* [Work to be completed]: Check every line of the entries that follow, and copy the ones containing "PUNTUALE".

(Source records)

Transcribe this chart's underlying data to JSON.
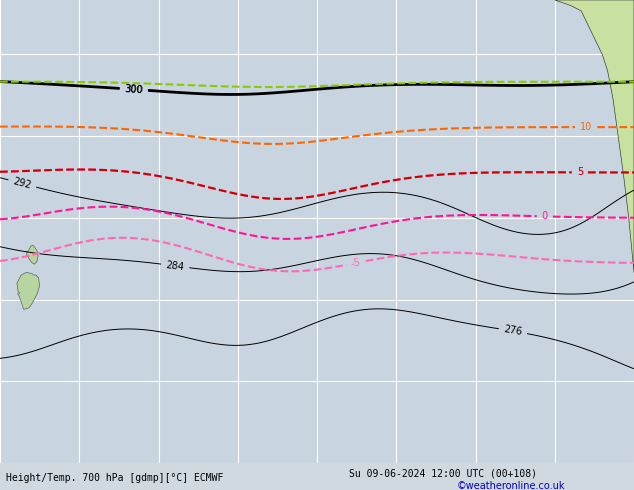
{
  "title_left": "Height/Temp. 700 hPa [gdmp][°C] ECMWF",
  "title_right": "Su 09-06-2024 12:00 UTC (00+108)",
  "credit": "©weatheronline.co.uk",
  "background_color": "#d0d8e8",
  "land_color": "#e8e8e8",
  "grid_color": "#ffffff",
  "map_extent": [
    -180,
    -60,
    -75,
    10
  ],
  "title_fontsize": 8,
  "credit_fontsize": 7
}
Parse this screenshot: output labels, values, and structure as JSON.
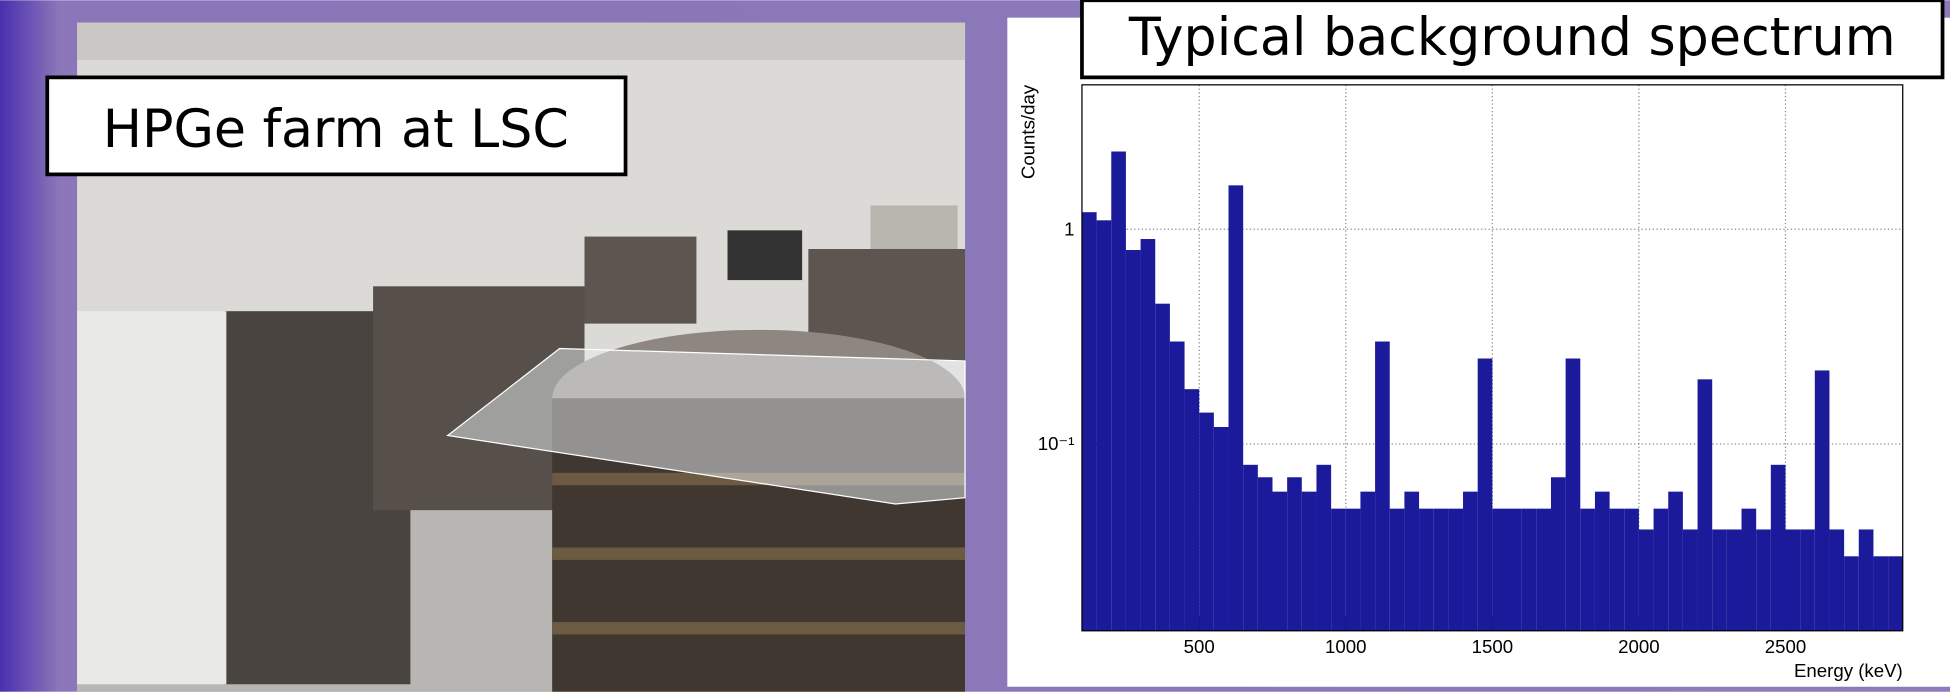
{
  "slide": {
    "photo_caption": "HPGe farm at LSC"
  },
  "chart_data": {
    "type": "histogram",
    "title": "Typical background spectrum",
    "x_label": "Energy (keV)",
    "y_label": "Counts/day",
    "bins": [
      100,
      150,
      200,
      250,
      300,
      350,
      400,
      450,
      500,
      550,
      600,
      650,
      700,
      750,
      800,
      850,
      900,
      950,
      1000,
      1050,
      1100,
      1150,
      1200,
      1250,
      1300,
      1350,
      1400,
      1450,
      1500,
      1550,
      1600,
      1650,
      1700,
      1750,
      1800,
      1850,
      1900,
      1950,
      2000,
      2050,
      2100,
      2150,
      2200,
      2250,
      2300,
      2350,
      2400,
      2450,
      2500,
      2550,
      2600,
      2650,
      2700,
      2750,
      2800,
      2850,
      2900
    ],
    "values": [
      1.2,
      1.1,
      2.3,
      0.8,
      0.9,
      0.45,
      0.3,
      0.18,
      0.14,
      0.12,
      1.6,
      0.08,
      0.07,
      0.06,
      0.07,
      0.06,
      0.08,
      0.05,
      0.05,
      0.06,
      0.3,
      0.05,
      0.06,
      0.05,
      0.05,
      0.05,
      0.06,
      0.25,
      0.05,
      0.05,
      0.05,
      0.05,
      0.07,
      0.25,
      0.05,
      0.06,
      0.05,
      0.05,
      0.04,
      0.05,
      0.06,
      0.04,
      0.2,
      0.04,
      0.04,
      0.05,
      0.04,
      0.08,
      0.04,
      0.04,
      0.22,
      0.04,
      0.03,
      0.04,
      0.03,
      0.03
    ],
    "color": "#1a1a9a",
    "xlim": [
      100,
      2900
    ],
    "xticks": [
      500,
      1000,
      1500,
      2000,
      2500
    ],
    "ylim": [
      0.0135,
      4.7
    ],
    "yticks": [
      {
        "value": 0.1,
        "label": "10⁻¹"
      },
      1
    ],
    "log_y": true,
    "grid": true
  }
}
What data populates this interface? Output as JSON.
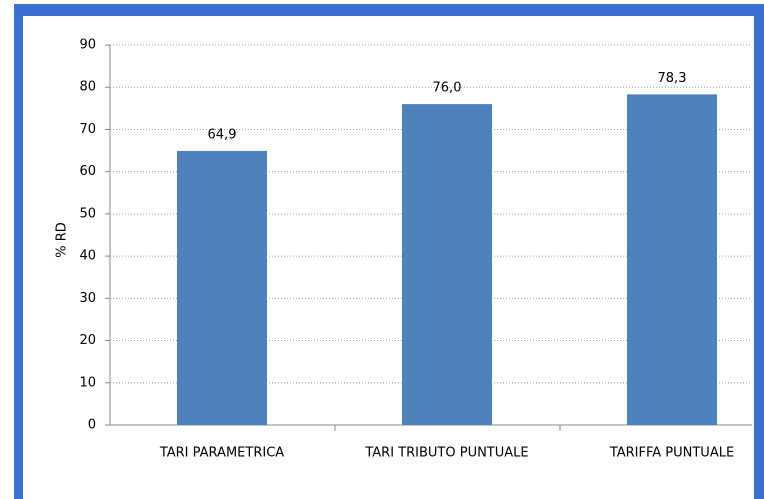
{
  "chart_data": {
    "type": "bar",
    "ylabel": "% RD",
    "categories": [
      "TARI PARAMETRICA",
      "TARI TRIBUTO PUNTUALE",
      "TARIFFA PUNTUALE"
    ],
    "values": [
      64.9,
      76.0,
      78.3
    ],
    "value_labels": [
      "64,9",
      "76,0",
      "78,3"
    ],
    "color": "#4f81bd",
    "ylim": [
      0,
      90
    ],
    "yticks": [
      0,
      10,
      20,
      30,
      40,
      50,
      60,
      70,
      80,
      90
    ],
    "grid": true
  }
}
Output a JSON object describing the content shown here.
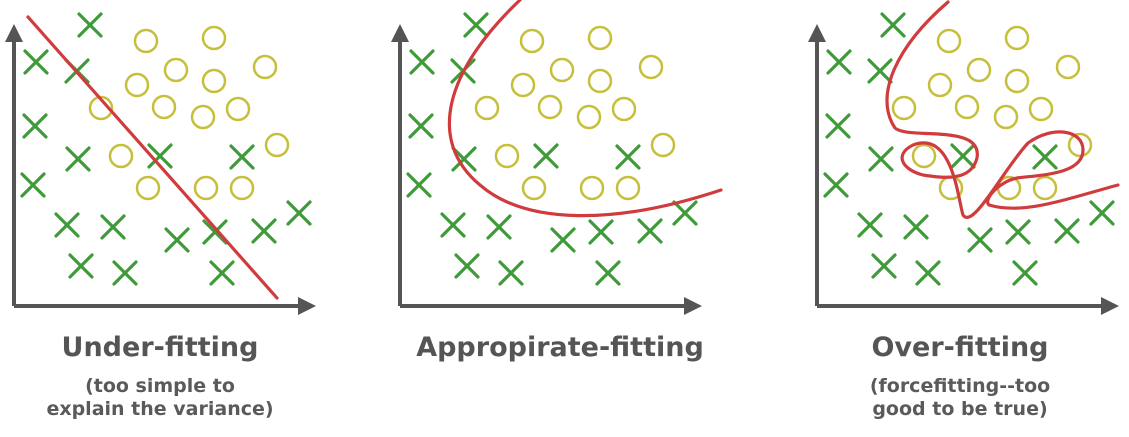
{
  "colors": {
    "axis": "#555555",
    "cross": "#3f9a3a",
    "circle": "#c6bf3a",
    "boundary": "#d03b3e",
    "text": "#555555"
  },
  "panels": [
    {
      "name": "under-fitting",
      "title": "Under-fitting",
      "subtitle_line1": "(too simple to",
      "subtitle_line2": "explain the variance)"
    },
    {
      "name": "appropriate-fitting",
      "title": "Appropirate-fitting",
      "subtitle_line1": "",
      "subtitle_line2": ""
    },
    {
      "name": "over-fitting",
      "title": "Over-fitting",
      "subtitle_line1": "(forcefitting--too",
      "subtitle_line2": "good to be true)"
    }
  ],
  "icons": {
    "cross_marker": "cross-icon",
    "circle_marker": "circle-icon",
    "axis_arrow": "arrow-icon"
  }
}
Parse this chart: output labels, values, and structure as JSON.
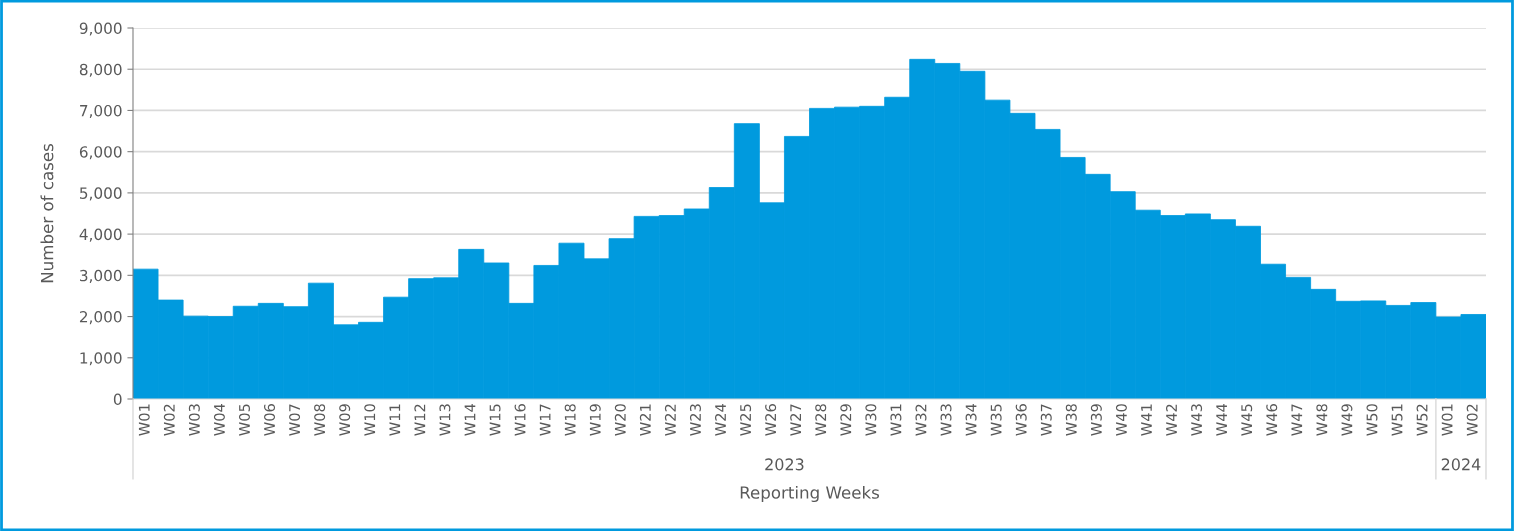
{
  "chart_data": {
    "type": "bar",
    "xlabel": "Reporting Weeks",
    "ylabel": "Number of cases",
    "categories": [
      "W01",
      "W02",
      "W03",
      "W04",
      "W05",
      "W06",
      "W07",
      "W08",
      "W09",
      "W10",
      "W11",
      "W12",
      "W13",
      "W14",
      "W15",
      "W16",
      "W17",
      "W18",
      "W19",
      "W20",
      "W21",
      "W22",
      "W23",
      "W24",
      "W25",
      "W26",
      "W27",
      "W28",
      "W29",
      "W30",
      "W31",
      "W32",
      "W33",
      "W34",
      "W35",
      "W36",
      "W37",
      "W38",
      "W39",
      "W40",
      "W41",
      "W42",
      "W43",
      "W44",
      "W45",
      "W46",
      "W47",
      "W48",
      "W49",
      "W50",
      "W51",
      "W52",
      "W01",
      "W02"
    ],
    "values": [
      3150,
      2400,
      2010,
      2000,
      2250,
      2320,
      2240,
      2810,
      1800,
      1860,
      2470,
      2920,
      2940,
      3630,
      3300,
      2320,
      3240,
      3780,
      3400,
      3890,
      4430,
      4450,
      4610,
      5130,
      6680,
      4760,
      6370,
      7050,
      7080,
      7100,
      7320,
      8240,
      8140,
      7950,
      7250,
      6930,
      6540,
      5860,
      5450,
      5030,
      4580,
      4450,
      4490,
      4350,
      4190,
      3270,
      2950,
      2660,
      2370,
      2380,
      2270,
      2340,
      1990,
      2050
    ],
    "color": "#009ade",
    "ylim": [
      0,
      9000
    ],
    "yticks": [
      {
        "value": 0,
        "label": "0"
      },
      {
        "value": 1000,
        "label": "1,000"
      },
      {
        "value": 2000,
        "label": "2,000"
      },
      {
        "value": 3000,
        "label": "3,000"
      },
      {
        "value": 4000,
        "label": "4,000"
      },
      {
        "value": 5000,
        "label": "5,000"
      },
      {
        "value": 6000,
        "label": "6,000"
      },
      {
        "value": 7000,
        "label": "7,000"
      },
      {
        "value": 8000,
        "label": "8,000"
      },
      {
        "value": 9000,
        "label": "9,000"
      }
    ],
    "grid": "y",
    "annotations": [
      "2023",
      "2024"
    ]
  }
}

* [Result of this exercise]:
      "TARI TRIBUTO PUNTUALE",
      "TARIFFA PUNTUALE"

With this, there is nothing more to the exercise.